■ Exercise prompt:
Collect each line holding the string "Nombre".

(Stored entries)
════════

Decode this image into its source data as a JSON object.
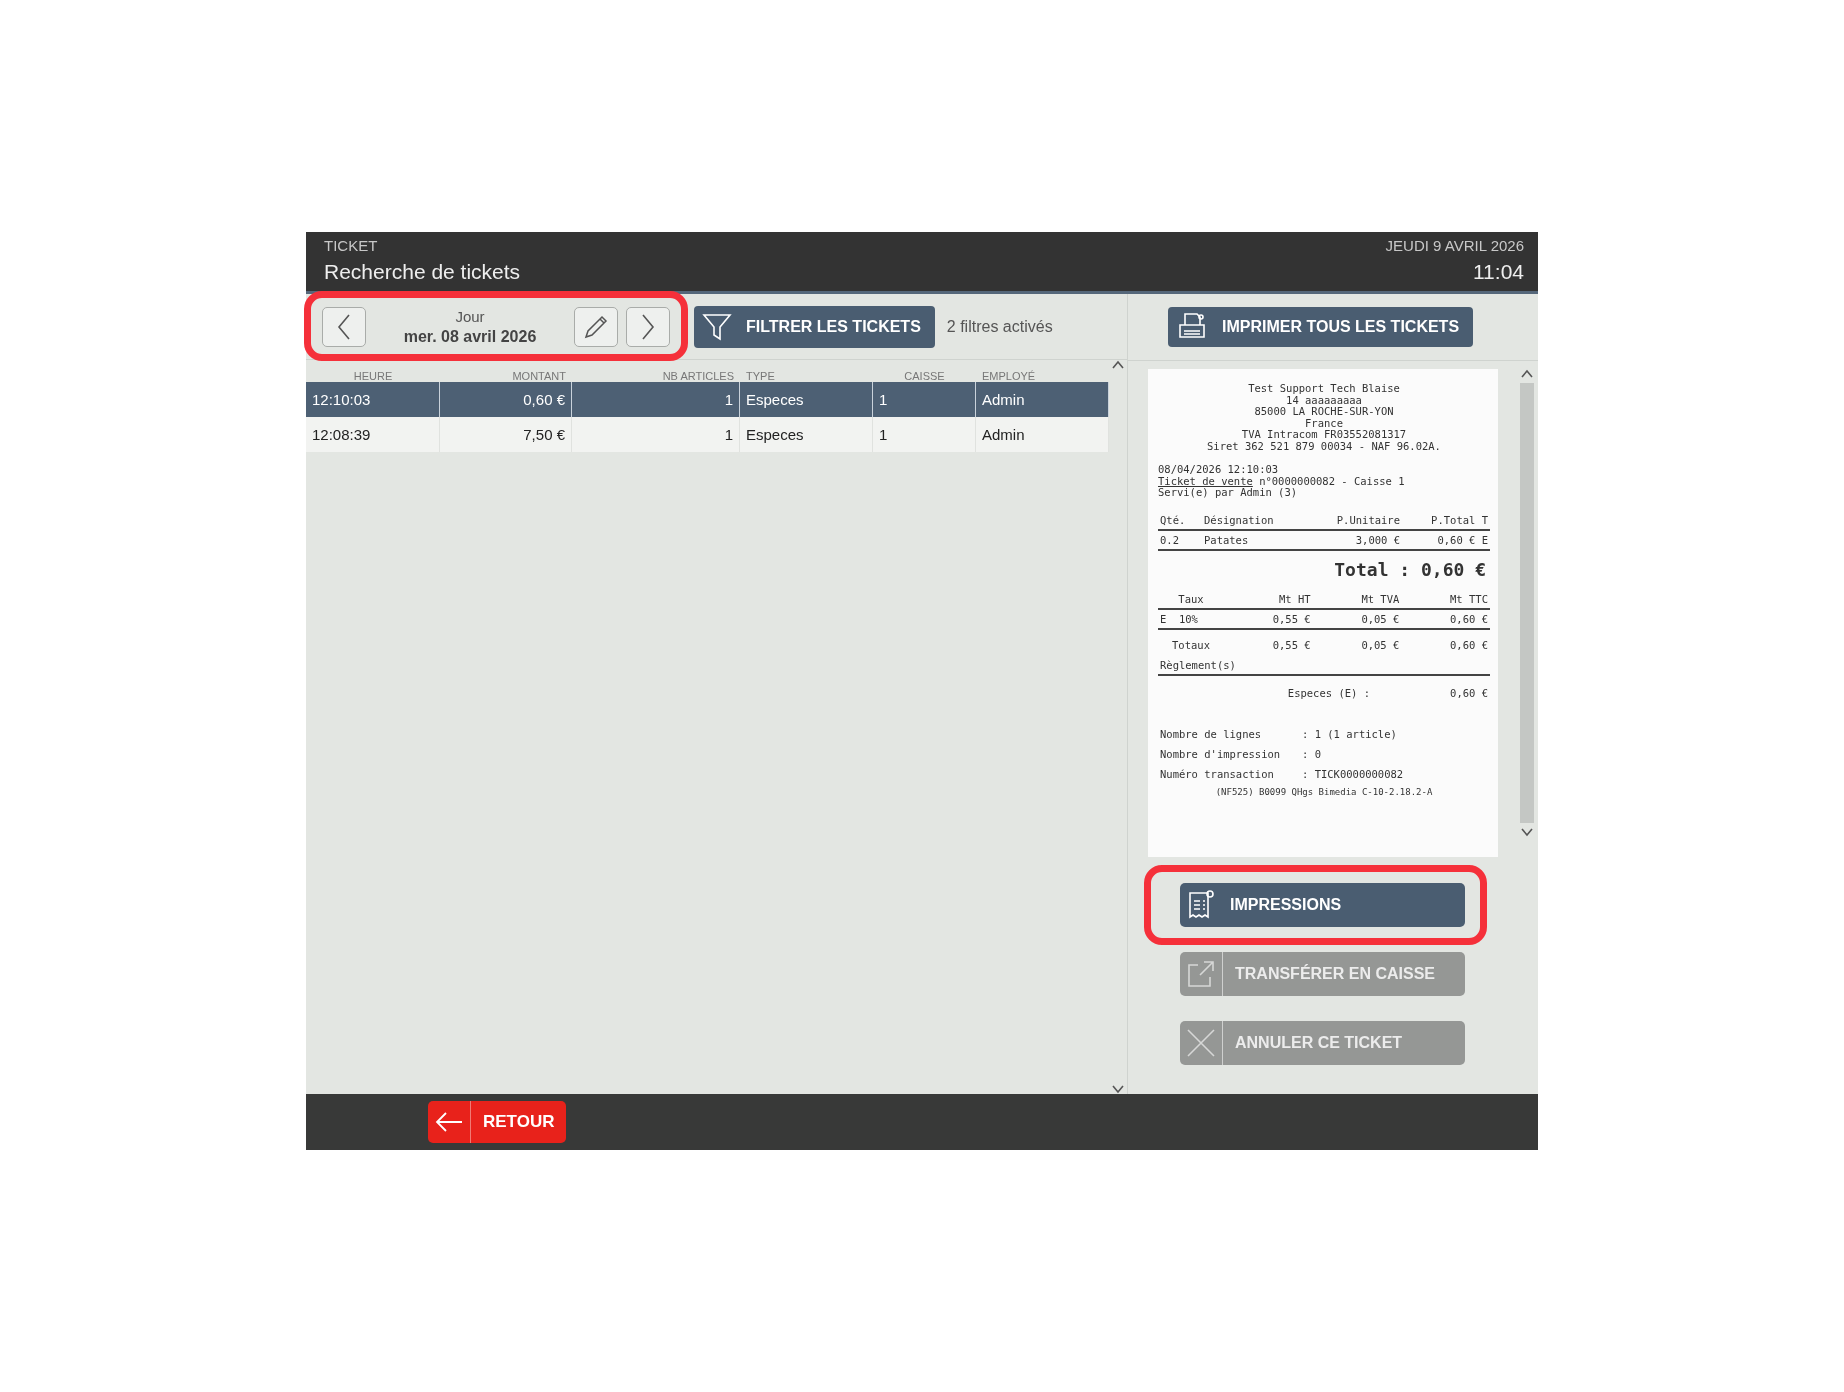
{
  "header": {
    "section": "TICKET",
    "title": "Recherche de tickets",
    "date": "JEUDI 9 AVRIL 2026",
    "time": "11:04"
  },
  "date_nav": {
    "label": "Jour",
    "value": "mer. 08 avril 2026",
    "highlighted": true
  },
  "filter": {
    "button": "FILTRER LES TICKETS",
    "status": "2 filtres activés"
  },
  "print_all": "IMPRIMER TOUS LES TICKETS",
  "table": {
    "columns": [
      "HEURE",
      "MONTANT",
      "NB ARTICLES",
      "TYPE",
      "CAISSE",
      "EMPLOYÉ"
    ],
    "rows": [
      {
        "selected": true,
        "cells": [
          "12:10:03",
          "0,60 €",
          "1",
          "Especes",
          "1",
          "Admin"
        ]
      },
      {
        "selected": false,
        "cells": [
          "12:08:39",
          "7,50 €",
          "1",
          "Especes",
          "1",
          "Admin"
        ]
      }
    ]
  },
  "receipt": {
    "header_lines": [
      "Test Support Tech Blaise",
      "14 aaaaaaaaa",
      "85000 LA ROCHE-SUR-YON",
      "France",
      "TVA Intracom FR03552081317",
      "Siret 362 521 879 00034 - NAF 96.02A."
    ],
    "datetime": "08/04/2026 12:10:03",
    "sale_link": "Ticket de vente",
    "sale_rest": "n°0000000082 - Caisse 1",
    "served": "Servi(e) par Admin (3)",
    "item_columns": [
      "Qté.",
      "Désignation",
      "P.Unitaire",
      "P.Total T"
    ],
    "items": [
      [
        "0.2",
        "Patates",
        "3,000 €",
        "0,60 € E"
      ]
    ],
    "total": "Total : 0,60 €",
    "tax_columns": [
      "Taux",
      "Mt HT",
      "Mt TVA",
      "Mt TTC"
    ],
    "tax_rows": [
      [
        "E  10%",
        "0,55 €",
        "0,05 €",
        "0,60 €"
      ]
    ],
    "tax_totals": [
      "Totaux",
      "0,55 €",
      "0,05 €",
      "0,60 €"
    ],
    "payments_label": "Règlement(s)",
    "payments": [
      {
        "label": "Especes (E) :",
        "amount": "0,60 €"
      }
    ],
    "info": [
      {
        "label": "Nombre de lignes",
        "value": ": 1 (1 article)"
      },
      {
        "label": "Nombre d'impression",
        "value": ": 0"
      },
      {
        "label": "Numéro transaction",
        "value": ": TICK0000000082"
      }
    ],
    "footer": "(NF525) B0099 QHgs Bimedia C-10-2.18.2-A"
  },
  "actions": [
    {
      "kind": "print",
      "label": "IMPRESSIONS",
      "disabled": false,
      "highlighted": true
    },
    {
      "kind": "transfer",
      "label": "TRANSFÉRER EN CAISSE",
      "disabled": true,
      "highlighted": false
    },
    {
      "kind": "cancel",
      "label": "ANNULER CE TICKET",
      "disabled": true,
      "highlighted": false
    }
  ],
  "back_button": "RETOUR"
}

════════

■ In response:
        "label": "Nombre de lignes",
        "label": "Nombre d'impression",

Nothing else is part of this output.